* 引文:
—————
我不大相信,说:“别打岔子了,会有恁多?”方璜说:“真的,一点错不了,陈世俊
队长正领人打二遍,说不定还会更高。”公社出了这么大一颗“卫星”,我是公社党委
书记不能无动于衷,放下电话就赶到韩楼去了。一到钟庄,老远就看见麦场里很多人,
走过去一看,见方璜也在,公社副社长银宗吾也在,还有钟清德、陈世俊、曹玉娥一干
人。麦垛不小,是个大马头垛,小山一样,确实不小,但要说是一亩地打的,我从心里
不相信。可是那种形势,谁敢说不相信呢?谁说不相信就打谁的右倾,说你是“小脚女
人”。我就问陈世俊:“啥时候割的麦子?啥时候打的?”陈世俊说:“昨晚上连夜割
的麦子,今上午打的,一点不错,亩产3000多斤。”妇女队长曹玉娥也说:“是2
亩9分地的麦子,每亩打了3859斤3两9钱。”我也不敢说有假,只好说:“来,
再称称,把数字弄落实了。”于是,大伙又装的装抬的抬,一家伙称到天黑透,才算称
完,总共11178斤6两,平均亩产3853斤。后来我说:得刨去点麦余籽。钟清
德问:“刨多少?”我说:“刨个七八百斤吧。”最后,定为亩产3583斤3两9钱。
我嘟哝了一声:“就这也有点玄,会打这么多?”方璜听见了说:“陈书记,这是人民
群众的创造,不相信群众可不行。”第二天,《人民日报》就发表了亩产3583斤的
报道。我心里老不是滋味。我是农民出身,咋会不知道一亩小麦打多少斤呢?后来,不
断有人问我放“卫星”真的假的,我只好打肿脸充胖子,硬说是真的,亲眼所见的。那
时候,你不说真的不中,谁唱反调打谁的右倾。

    ●为人民公社争光吹点有啥

    坐在我面前的曹玉娥,已经没有了昔日的飒爽英姿,做了奶奶的她早已白发苍苍,
和每一个山村的老妪一样度着晚年,从她身上你再也看不到当年的妇女队长的影子。她
除了做饭,就是哄小孩,喂猪。提起放高产“卫星”的事,她摇摇头不乐意说,她说:
“过去的事就让它过去吧。”经过我再三解释,她才缓缓地讲起那30年前的往事。
    那年俺才25岁,已经生了两个孩子,在队里担任妇女队长。俺年轻时候,上进心
可强啦,特别是看了电影《李双双》,俺就光想学着李双双的样子做。在队里干活,都
是俺带着姐妹们干的。就说那块2亩9分地的试验田吧,是俺和队长陈世俊、副队长梁
友仁、技术员陈根几个人培育的,开始定亩产2000斤。种的时候,我们就想,如果
不生着新法子打2000斤不容易,过去我们都是五寸腿的耧种麦,两耧一垄,中间隔
一条背垄。有人就提议,中间不留背垄,横着播一次种,竖着再播一次,麦子生长起来
后都成了小方方格,不能下锄锄草,只能用手拔草。再一个就是多上粪,一车一车地拉
肥,确实弄了不少,但也不像报上说的那样,弄了十多万斤肥料。
—————
* 所给材料:
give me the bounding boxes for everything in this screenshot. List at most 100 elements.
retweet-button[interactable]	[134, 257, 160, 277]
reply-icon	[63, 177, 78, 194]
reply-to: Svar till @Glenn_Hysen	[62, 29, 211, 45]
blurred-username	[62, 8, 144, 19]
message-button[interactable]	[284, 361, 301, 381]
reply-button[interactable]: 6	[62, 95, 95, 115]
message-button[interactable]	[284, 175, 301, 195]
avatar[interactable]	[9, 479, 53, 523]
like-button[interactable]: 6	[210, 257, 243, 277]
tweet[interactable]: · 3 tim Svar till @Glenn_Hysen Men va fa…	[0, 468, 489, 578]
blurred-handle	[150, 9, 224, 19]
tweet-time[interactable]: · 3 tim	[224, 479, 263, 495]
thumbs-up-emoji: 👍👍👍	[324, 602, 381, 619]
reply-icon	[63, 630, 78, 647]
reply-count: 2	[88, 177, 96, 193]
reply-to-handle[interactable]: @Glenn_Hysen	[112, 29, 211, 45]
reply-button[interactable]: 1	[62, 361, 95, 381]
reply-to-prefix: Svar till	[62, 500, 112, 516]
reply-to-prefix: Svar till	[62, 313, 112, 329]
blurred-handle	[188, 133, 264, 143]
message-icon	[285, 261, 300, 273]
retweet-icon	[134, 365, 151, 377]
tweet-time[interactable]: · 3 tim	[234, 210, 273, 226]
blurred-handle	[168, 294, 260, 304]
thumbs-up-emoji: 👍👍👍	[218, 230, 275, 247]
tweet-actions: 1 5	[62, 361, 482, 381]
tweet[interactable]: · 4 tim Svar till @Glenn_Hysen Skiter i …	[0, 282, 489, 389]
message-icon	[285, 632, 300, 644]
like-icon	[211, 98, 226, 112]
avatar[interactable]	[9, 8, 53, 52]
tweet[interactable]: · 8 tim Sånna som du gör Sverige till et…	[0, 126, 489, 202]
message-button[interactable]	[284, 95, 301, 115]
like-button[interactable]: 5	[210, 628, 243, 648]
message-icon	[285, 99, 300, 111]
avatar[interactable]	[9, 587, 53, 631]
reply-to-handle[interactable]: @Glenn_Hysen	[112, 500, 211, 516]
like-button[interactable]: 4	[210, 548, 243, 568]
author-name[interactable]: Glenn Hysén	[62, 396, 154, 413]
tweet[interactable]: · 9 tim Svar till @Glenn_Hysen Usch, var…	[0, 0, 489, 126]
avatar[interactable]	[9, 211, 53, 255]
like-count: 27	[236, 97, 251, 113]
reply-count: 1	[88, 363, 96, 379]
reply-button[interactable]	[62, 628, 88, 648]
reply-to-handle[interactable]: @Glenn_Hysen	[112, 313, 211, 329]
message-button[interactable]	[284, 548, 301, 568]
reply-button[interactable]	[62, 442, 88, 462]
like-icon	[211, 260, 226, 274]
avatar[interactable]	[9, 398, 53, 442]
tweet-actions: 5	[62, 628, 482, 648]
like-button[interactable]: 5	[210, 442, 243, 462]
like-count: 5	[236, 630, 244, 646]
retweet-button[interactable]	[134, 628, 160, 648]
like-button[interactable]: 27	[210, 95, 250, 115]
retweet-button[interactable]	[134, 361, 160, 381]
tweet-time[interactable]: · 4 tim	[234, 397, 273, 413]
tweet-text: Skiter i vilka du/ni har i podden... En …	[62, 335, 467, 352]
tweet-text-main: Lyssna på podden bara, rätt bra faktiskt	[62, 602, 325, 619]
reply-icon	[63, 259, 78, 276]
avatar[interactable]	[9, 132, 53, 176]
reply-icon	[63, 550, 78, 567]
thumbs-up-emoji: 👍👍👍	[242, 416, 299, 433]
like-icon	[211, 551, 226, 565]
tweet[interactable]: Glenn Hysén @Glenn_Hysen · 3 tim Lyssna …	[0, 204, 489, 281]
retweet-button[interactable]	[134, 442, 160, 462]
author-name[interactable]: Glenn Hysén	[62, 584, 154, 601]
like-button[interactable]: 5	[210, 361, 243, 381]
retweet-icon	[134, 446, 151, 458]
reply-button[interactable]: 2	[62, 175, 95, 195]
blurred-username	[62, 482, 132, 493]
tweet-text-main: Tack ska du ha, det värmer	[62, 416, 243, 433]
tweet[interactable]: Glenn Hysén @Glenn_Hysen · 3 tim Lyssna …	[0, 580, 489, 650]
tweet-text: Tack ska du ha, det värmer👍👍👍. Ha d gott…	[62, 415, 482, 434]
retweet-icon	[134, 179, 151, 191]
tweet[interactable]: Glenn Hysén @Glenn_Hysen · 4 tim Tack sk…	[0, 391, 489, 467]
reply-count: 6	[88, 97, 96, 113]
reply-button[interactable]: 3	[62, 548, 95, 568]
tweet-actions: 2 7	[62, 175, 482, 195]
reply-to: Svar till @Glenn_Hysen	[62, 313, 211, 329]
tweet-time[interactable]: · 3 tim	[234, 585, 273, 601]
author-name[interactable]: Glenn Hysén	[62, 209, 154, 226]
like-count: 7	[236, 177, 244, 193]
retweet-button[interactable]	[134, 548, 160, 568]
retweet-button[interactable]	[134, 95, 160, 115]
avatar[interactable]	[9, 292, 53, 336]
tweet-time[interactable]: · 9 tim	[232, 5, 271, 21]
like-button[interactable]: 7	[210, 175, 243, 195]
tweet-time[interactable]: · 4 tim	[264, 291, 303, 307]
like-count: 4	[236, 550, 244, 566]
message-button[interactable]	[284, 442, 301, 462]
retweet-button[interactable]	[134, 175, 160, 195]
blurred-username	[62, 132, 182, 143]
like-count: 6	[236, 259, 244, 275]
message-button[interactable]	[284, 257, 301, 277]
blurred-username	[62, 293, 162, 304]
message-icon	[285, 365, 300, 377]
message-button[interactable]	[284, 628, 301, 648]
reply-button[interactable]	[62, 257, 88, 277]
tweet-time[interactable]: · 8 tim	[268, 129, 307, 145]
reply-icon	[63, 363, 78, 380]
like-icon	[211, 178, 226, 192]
—————
* 练习题目 A:
根据关于亩产“卫星”的回忆文字回答:
(i) 按照陈世俊的说法,麦子是什么时候割的?
(ii) 大家重新称过之后,最终定下的亩产是多少?
(iii) 那块2亩9分地的试验田,开始时定的亩产是多少?
* 练习题目 B: 接着关于亩产“卫星”的回忆文字最后一句往下写,仍用曹玉娥的口吻,续写一段。
列表取自别的出处。

* 答案 A:
(i) 头天晚上连夜割的。
(ii) 亩产3583斤3两9钱。
(iii) 2000斤。

* 答案 B:
    后来,麦子确实长得不错,大伙都说这块地非亩产千斤不可。正准备割麦的时候,
社长钟清德回来了,把我和陈世俊、梁友仁、陈根几个人叫到大队,说是开个紧急会议,
钟清德对我们说:“党考验我们的时候到了,希望大家都同心同德,齐心协力办好事情。”
停了停,钟清德又说:“上级叫咱们弄一颗高产‘卫星’去放放,咱是全国第一个人民
公社哩,国内外影响都很大,不放‘卫星’会中?没有说服力,只有放了高产‘卫星’,
为人民公社争了光,为党争了光,也为咱中国争了光。”
    陈世俊问:“高产‘卫星’亩产多少算高呢?”
    钟清德说:“至少3000斤的亩产。”
    大伙都觉得这数目太大,过去一亩地才打100多斤麦子,一下子打这么多,大伙
连想都没有想过。沉默了一会儿,钟清德说:“我看村头那块试验田的麦子长得不错,
打打试试吧。”
    我说:“再打也不过七八百斤。”
    钟清德说:“大伙都想想办法,总不能辜负党的期望啊。”
    大伙苦苦地思索了半天,就是想不出来高产“卫星”的放法,陈世俊最后说:“要
想放恁大个‘卫星’,除非把那10亩地的麦子弄到一齐打。”
    钟清德一拍掌,说:“对呀,弄到一齐打不就中了吗?”
    我说:“那不是哄人吗?”
    钟清德看了我一眼,说:“玉娥,你这思想跟不上趟呀,没看如今啥形势?跑步进
入共产主义哩,你还慢慢腾腾地走路。再说,这是为党争光,为人民公社争光的事,吹
点有啥?要考虑政治影响。”
    他这一说,大伙没人说话了。那年头,一提政治影响就吓人。最后,梁友仁说:
“要是传出去咋弄哩?”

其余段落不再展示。